DATA SECTION:
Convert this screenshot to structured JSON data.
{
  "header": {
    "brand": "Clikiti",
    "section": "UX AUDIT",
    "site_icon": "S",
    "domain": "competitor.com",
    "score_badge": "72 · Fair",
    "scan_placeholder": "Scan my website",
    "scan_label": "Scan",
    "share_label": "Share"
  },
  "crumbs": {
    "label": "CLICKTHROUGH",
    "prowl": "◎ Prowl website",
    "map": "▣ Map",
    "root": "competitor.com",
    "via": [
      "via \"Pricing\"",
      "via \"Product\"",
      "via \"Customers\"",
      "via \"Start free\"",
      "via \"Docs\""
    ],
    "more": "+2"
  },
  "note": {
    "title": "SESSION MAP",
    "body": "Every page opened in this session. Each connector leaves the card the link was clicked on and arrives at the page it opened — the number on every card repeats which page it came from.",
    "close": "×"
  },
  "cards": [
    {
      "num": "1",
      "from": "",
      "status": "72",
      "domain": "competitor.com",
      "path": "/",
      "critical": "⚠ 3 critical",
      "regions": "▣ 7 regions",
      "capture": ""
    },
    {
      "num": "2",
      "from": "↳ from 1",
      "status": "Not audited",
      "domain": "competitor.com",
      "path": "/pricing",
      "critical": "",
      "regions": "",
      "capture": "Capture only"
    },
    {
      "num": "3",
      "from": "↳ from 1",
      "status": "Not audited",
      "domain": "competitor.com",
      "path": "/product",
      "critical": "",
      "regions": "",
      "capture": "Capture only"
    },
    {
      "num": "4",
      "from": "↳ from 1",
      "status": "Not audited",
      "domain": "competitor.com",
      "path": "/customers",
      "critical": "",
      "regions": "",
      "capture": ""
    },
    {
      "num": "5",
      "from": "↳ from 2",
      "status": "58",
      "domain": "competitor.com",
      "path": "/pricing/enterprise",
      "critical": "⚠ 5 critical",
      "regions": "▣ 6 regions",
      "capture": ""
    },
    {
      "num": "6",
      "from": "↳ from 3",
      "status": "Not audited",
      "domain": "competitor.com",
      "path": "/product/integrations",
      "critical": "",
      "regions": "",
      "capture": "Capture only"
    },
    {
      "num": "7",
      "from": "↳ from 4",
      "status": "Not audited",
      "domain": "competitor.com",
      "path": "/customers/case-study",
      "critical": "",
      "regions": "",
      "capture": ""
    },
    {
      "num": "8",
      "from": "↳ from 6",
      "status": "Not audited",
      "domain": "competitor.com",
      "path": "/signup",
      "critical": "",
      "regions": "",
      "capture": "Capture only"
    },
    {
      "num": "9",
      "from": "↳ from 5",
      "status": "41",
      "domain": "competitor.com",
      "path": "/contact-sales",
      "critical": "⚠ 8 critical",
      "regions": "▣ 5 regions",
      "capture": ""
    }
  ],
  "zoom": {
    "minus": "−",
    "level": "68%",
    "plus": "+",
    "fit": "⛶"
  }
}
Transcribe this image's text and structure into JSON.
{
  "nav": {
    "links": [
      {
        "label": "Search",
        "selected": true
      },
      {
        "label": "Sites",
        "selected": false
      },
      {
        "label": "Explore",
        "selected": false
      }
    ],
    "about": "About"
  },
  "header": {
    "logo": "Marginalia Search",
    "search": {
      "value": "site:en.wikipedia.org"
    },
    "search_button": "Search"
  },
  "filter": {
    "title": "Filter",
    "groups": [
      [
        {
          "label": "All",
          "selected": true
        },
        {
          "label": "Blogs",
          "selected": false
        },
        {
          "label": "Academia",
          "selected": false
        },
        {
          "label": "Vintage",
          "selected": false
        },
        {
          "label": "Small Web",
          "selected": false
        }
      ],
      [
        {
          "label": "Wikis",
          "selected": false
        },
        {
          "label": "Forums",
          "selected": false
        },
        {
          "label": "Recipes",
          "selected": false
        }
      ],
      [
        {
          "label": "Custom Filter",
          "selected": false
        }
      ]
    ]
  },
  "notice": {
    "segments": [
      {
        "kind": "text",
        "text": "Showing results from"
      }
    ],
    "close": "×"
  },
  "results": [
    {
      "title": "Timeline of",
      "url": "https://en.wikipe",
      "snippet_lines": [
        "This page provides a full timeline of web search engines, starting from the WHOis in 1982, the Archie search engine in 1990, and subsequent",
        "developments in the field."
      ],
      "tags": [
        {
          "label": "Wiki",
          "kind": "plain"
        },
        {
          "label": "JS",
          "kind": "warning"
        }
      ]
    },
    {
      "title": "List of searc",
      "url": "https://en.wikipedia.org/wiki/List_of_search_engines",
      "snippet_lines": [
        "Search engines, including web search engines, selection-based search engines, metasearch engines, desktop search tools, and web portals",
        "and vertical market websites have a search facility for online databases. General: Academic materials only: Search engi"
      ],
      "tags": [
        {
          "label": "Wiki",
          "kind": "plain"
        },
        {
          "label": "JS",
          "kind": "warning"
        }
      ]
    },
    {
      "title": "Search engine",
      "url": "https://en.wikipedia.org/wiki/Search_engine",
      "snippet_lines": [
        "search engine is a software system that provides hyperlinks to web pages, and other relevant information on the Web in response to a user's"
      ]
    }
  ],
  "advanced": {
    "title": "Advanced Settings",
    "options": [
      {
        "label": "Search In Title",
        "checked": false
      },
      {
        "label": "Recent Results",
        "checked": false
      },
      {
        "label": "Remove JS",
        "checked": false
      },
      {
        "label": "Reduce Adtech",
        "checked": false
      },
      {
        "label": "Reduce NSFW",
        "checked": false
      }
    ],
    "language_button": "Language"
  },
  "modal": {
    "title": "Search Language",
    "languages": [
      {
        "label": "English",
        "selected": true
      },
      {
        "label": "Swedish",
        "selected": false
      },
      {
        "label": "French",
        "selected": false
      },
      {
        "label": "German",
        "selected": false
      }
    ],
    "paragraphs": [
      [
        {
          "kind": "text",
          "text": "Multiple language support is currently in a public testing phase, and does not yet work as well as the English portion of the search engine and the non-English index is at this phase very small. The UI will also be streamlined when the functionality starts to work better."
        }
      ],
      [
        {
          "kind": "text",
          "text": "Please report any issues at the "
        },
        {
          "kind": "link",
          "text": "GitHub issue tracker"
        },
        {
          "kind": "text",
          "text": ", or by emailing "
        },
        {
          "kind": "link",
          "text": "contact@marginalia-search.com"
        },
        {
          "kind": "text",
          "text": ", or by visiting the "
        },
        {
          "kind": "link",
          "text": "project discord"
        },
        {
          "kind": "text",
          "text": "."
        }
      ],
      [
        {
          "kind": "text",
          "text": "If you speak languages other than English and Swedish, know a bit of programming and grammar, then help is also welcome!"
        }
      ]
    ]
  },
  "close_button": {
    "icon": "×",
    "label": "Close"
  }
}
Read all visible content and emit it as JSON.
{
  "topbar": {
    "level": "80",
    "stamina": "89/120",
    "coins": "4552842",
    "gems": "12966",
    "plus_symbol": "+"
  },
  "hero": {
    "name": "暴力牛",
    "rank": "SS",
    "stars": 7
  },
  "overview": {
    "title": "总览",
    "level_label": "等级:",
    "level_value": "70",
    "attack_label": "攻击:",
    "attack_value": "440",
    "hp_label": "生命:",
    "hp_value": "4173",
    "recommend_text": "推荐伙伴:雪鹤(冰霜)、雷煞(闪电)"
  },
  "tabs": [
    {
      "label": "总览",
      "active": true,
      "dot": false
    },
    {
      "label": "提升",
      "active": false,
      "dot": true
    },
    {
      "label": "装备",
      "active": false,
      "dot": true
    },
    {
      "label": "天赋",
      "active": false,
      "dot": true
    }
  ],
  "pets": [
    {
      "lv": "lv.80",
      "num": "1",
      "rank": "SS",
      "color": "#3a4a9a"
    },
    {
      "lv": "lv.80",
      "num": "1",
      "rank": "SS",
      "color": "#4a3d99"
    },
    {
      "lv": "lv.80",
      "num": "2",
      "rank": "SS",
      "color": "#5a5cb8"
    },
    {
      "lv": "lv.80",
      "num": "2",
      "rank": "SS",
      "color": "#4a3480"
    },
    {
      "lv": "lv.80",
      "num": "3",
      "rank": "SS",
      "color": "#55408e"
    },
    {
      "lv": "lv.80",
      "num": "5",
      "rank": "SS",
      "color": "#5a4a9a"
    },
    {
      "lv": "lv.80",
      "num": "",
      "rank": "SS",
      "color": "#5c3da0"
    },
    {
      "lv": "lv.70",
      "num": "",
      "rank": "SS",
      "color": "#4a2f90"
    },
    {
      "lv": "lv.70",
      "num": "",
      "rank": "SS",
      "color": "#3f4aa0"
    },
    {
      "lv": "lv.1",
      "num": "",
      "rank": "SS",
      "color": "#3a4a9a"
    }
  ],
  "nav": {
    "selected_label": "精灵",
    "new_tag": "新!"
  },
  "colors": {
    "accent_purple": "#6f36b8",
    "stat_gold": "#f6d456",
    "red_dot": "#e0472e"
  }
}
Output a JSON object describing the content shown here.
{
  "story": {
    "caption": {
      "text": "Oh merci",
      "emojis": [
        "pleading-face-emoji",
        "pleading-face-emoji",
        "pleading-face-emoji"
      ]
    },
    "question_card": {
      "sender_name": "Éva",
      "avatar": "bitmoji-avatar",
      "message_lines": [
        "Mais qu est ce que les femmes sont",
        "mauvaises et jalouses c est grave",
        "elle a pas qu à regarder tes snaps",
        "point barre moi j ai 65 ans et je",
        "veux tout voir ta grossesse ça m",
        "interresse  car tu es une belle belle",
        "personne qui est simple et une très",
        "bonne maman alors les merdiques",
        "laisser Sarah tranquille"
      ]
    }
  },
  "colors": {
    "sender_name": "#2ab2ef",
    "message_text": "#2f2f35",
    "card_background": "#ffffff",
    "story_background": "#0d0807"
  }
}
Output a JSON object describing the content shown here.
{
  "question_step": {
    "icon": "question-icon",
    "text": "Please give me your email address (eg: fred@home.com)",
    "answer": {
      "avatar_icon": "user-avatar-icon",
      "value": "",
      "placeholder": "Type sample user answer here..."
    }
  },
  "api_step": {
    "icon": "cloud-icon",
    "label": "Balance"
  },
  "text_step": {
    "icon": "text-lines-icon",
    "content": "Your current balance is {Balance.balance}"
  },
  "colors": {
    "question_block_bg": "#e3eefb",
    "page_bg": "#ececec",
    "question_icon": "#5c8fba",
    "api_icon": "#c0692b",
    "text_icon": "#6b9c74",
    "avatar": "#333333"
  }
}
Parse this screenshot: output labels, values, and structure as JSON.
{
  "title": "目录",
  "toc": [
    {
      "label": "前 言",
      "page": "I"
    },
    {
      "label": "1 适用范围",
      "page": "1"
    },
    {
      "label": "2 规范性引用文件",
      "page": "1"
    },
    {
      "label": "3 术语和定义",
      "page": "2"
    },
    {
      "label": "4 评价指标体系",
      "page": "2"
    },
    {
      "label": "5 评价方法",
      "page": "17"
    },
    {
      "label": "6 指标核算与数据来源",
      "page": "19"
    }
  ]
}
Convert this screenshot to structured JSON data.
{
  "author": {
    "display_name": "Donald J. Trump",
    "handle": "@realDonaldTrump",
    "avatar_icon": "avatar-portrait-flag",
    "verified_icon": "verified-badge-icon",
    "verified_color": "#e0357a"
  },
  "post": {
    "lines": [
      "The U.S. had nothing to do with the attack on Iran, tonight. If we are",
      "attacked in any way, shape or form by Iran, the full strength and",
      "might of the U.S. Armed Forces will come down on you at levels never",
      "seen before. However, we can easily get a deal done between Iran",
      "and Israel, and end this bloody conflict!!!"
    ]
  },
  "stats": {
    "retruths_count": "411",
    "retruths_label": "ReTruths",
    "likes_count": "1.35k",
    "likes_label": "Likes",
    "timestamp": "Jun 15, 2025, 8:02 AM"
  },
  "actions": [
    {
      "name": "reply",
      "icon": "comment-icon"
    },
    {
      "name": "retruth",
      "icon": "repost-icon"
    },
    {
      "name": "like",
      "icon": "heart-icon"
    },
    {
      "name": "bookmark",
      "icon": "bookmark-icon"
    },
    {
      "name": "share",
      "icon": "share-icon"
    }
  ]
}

DIRECTION:
State how many lines include the string "content". Give no other information.

RESULT FOR THIS TASK:
4